====== TASK DATA

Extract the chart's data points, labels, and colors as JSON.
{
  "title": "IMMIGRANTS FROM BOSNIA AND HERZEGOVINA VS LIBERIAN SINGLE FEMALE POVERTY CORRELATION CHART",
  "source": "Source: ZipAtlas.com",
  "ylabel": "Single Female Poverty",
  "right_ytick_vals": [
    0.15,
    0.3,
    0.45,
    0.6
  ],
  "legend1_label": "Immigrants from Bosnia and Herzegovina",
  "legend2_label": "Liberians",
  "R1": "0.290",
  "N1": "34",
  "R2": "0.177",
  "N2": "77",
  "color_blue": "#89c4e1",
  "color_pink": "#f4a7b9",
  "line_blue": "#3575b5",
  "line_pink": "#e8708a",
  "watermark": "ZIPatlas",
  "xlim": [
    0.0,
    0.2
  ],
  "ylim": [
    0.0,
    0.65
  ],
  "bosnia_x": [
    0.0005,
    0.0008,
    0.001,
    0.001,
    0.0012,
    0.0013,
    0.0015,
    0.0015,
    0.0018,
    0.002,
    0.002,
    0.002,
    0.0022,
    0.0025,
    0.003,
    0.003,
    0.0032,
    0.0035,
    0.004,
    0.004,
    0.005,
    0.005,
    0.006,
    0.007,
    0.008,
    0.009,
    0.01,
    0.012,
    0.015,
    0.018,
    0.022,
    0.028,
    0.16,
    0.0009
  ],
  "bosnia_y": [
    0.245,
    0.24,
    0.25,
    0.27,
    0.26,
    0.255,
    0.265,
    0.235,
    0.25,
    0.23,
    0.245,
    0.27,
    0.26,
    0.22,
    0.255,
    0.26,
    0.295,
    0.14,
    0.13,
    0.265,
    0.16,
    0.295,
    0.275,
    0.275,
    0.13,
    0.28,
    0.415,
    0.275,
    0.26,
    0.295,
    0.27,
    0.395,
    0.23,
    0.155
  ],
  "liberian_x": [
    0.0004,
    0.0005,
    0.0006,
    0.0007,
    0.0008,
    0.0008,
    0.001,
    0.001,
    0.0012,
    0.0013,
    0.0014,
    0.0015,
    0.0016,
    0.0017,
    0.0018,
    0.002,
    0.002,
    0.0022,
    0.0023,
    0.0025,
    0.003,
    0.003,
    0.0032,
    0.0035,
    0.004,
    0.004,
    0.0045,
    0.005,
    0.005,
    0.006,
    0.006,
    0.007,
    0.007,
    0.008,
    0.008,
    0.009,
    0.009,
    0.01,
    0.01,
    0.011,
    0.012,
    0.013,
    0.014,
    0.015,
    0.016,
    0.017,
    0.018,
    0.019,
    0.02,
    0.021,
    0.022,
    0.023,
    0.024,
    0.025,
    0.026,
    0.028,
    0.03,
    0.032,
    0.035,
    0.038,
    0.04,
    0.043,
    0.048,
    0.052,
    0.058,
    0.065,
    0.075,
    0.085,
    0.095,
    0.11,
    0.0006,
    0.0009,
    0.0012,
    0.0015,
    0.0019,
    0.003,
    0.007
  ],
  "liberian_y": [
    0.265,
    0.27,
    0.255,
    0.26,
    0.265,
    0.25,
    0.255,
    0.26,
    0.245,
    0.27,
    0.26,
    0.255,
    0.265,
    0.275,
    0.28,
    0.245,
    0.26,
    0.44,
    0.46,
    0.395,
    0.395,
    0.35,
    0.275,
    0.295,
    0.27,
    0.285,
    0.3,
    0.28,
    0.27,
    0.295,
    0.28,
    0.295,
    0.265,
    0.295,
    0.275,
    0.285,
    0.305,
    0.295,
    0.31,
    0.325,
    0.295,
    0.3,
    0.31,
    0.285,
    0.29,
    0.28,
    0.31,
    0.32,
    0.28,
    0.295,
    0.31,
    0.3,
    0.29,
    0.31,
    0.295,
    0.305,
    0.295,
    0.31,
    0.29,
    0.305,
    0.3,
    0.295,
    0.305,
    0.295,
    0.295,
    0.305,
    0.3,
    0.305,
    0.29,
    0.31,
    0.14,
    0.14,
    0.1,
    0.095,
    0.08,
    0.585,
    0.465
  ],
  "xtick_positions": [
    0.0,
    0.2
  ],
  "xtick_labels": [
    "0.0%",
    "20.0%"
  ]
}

============

WRITTEN EXERCISE:
Reproduce the listing shown above in its entirety, exactly.

RESULT:
Extract the chart's data points, labels, and colors as JSON.
{
  "title": "IMMIGRANTS FROM BOSNIA AND HERZEGOVINA VS LIBERIAN SINGLE FEMALE POVERTY CORRELATION CHART",
  "source": "Source: ZipAtlas.com",
  "ylabel": "Single Female Poverty",
  "right_ytick_vals": [
    0.15,
    0.3,
    0.45,
    0.6
  ],
  "legend1_label": "Immigrants from Bosnia and Herzegovina",
  "legend2_label": "Liberians",
  "R1": "0.290",
  "N1": "34",
  "R2": "0.177",
  "N2": "77",
  "color_blue": "#89c4e1",
  "color_pink": "#f4a7b9",
  "line_blue": "#3575b5",
  "line_pink": "#e8708a",
  "watermark": "ZIPatlas",
  "xlim": [
    0.0,
    0.2
  ],
  "ylim": [
    0.0,
    0.65
  ],
  "bosnia_x": [
    0.0005,
    0.0008,
    0.001,
    0.001,
    0.0012,
    0.0013,
    0.0015,
    0.0015,
    0.0018,
    0.002,
    0.002,
    0.002,
    0.0022,
    0.0025,
    0.003,
    0.003,
    0.0032,
    0.0035,
    0.004,
    0.004,
    0.005,
    0.005,
    0.006,
    0.007,
    0.008,
    0.009,
    0.01,
    0.012,
    0.015,
    0.018,
    0.022,
    0.028,
    0.16,
    0.0009
  ],
  "bosnia_y": [
    0.245,
    0.24,
    0.25,
    0.27,
    0.26,
    0.255,
    0.265,
    0.235,
    0.25,
    0.23,
    0.245,
    0.27,
    0.26,
    0.22,
    0.255,
    0.26,
    0.295,
    0.14,
    0.13,
    0.265,
    0.16,
    0.295,
    0.275,
    0.275,
    0.13,
    0.28,
    0.415,
    0.275,
    0.26,
    0.295,
    0.27,
    0.395,
    0.23,
    0.155
  ],
  "liberian_x": [
    0.0004,
    0.0005,
    0.0006,
    0.0007,
    0.0008,
    0.0008,
    0.001,
    0.001,
    0.0012,
    0.0013,
    0.0014,
    0.0015,
    0.0016,
    0.0017,
    0.0018,
    0.002,
    0.002,
    0.0022,
    0.0023,
    0.0025,
    0.003,
    0.003,
    0.0032,
    0.0035,
    0.004,
    0.004,
    0.0045,
    0.005,
    0.005,
    0.006,
    0.006,
    0.007,
    0.007,
    0.008,
    0.008,
    0.009,
    0.009,
    0.01,
    0.01,
    0.011,
    0.012,
    0.013,
    0.014,
    0.015,
    0.016,
    0.017,
    0.018,
    0.019,
    0.02,
    0.021,
    0.022,
    0.023,
    0.024,
    0.025,
    0.026,
    0.028,
    0.03,
    0.032,
    0.035,
    0.038,
    0.04,
    0.043,
    0.048,
    0.052,
    0.058,
    0.065,
    0.075,
    0.085,
    0.095,
    0.11,
    0.0006,
    0.0009,
    0.0012,
    0.0015,
    0.0019,
    0.003,
    0.007
  ],
  "liberian_y": [
    0.265,
    0.27,
    0.255,
    0.26,
    0.265,
    0.25,
    0.255,
    0.26,
    0.245,
    0.27,
    0.26,
    0.255,
    0.265,
    0.275,
    0.28,
    0.245,
    0.26,
    0.44,
    0.46,
    0.395,
    0.395,
    0.35,
    0.275,
    0.295,
    0.27,
    0.285,
    0.3,
    0.28,
    0.27,
    0.295,
    0.28,
    0.295,
    0.265,
    0.295,
    0.275,
    0.285,
    0.305,
    0.295,
    0.31,
    0.325,
    0.295,
    0.3,
    0.31,
    0.285,
    0.29,
    0.28,
    0.31,
    0.32,
    0.28,
    0.295,
    0.31,
    0.3,
    0.29,
    0.31,
    0.295,
    0.305,
    0.295,
    0.31,
    0.29,
    0.305,
    0.3,
    0.295,
    0.305,
    0.295,
    0.295,
    0.305,
    0.3,
    0.305,
    0.29,
    0.31,
    0.14,
    0.14,
    0.1,
    0.095,
    0.08,
    0.585,
    0.465
  ],
  "xtick_positions": [
    0.0,
    0.2
  ],
  "xtick_labels": [
    "0.0%",
    "20.0%"
  ]
}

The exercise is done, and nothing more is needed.